(Items from a data source)
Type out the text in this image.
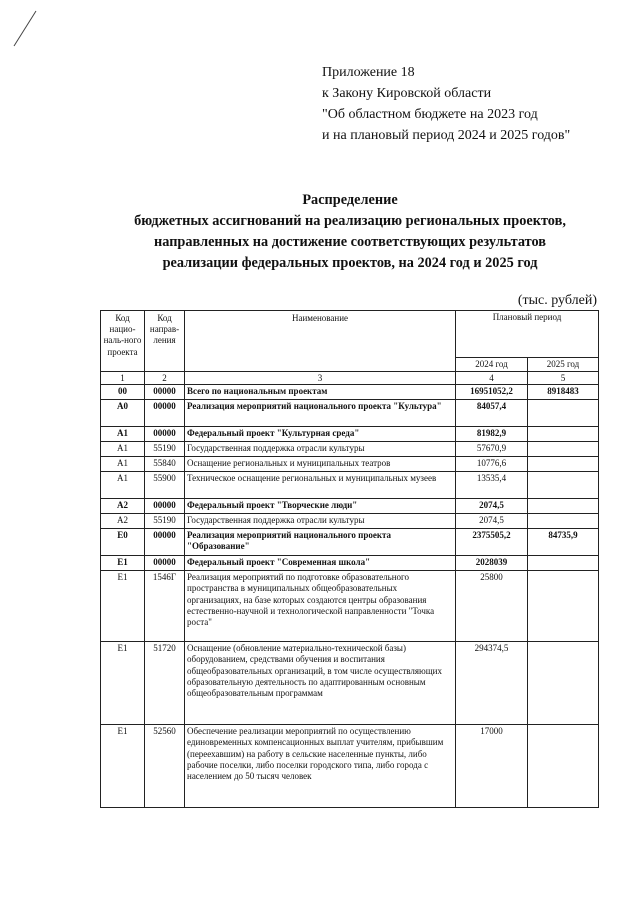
Приложение 18
к Закону Кировской области
"Об областном бюджете на 2023 год
и на плановый период 2024 и 2025 годов"
Распределение
бюджетных ассигнований на реализацию региональных проектов,
направленных на достижение соответствующих результатов
реализации федеральных проектов, на 2024 год и 2025 год
(тыс. рублей)
Код нацио-наль-ного проекта	Код направ-ления	Наименование	Плановый период	
			2024 год	2025 год
1	2	3	4	5
00	00000	Всего по национальным проектам	16951052,2	8918483
А0	00000	Реализация мероприятий национального проекта "Культура"	84057,4	
А1	00000	Федеральный проект "Культурная среда"	81982,9	
А1	55190	Государственная поддержка отрасли культуры	57670,9	
А1	55840	Оснащение региональных и муниципальных театров	10776,6	
А1	55900	Техническое оснащение региональных и муниципальных музеев	13535,4	
А2	00000	Федеральный проект "Творческие люди"	2074,5	
А2	55190	Государственная поддержка отрасли культуры	2074,5	
Е0	00000	Реализация мероприятий национального проекта "Образование"	2375505,2	84735,9
Е1	00000	Федеральный проект "Современная школа"	2028039	
Е1	1546Г	Реализация мероприятий по подготовке образовательного пространства в муниципальных общеобразовательных организациях, на базе которых создаются центры образования естественно-научной и технологической направленности "Точка роста"	25800	
Е1	51720	Оснащение (обновление материально-технической базы) оборудованием, средствами обучения и воспитания общеобразовательных организаций, в том числе осуществляющих образовательную деятельность по адаптированным основным общеобразовательным программам	294374,5	
Е1	52560	Обеспечение реализации мероприятий по осуществлению единовременных компенсационных выплат учителям, прибывшим (переехавшим) на работу в сельские населенные пункты, либо рабочие поселки, либо поселки городского типа, либо города с населением до 50 тысяч человек	17000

* **WORK TO DO**:
The pictures in the entries should be left out; output everything else exactly.

* **EXERCISE OUTPUT**:
Type out the text in this image.
Приложение 18
к Закону Кировской области
"Об областном бюджете на 2023 год
и на плановый период 2024 и 2025 годов"
Распределение
бюджетных ассигнований на реализацию региональных проектов,
направленных на достижение соответствующих результатов
реализации федеральных проектов, на 2024 год и 2025 год
(тыс. рублей)
Код нацио-наль-ного проекта	Код направ-ления	Наименование	Плановый период	
			2024 год	2025 год
1	2	3	4	5
00	00000	Всего по национальным проектам	16951052,2	8918483
А0	00000	Реализация мероприятий национального проекта "Культура"	84057,4	
А1	00000	Федеральный проект "Культурная среда"	81982,9	
А1	55190	Государственная поддержка отрасли культуры	57670,9	
А1	55840	Оснащение региональных и муниципальных театров	10776,6	
А1	55900	Техническое оснащение региональных и муниципальных музеев	13535,4	
А2	00000	Федеральный проект "Творческие люди"	2074,5	
А2	55190	Государственная поддержка отрасли культуры	2074,5	
Е0	00000	Реализация мероприятий национального проекта "Образование"	2375505,2	84735,9
Е1	00000	Федеральный проект "Современная школа"	2028039	
Е1	1546Г	Реализация мероприятий по подготовке образовательного пространства в муниципальных общеобразовательных организациях, на базе которых создаются центры образования естественно-научной и технологической направленности "Точка роста"	25800	
Е1	51720	Оснащение (обновление материально-технической базы) оборудованием, средствами обучения и воспитания общеобразовательных организаций, в том числе осуществляющих образовательную деятельность по адаптированным основным общеобразовательным программам	294374,5	
Е1	52560	Обеспечение реализации мероприятий по осуществлению единовременных компенсационных выплат учителям, прибывшим (переехавшим) на работу в сельские населенные пункты, либо рабочие поселки, либо поселки городского типа, либо города с населением до 50 тысяч человек	17000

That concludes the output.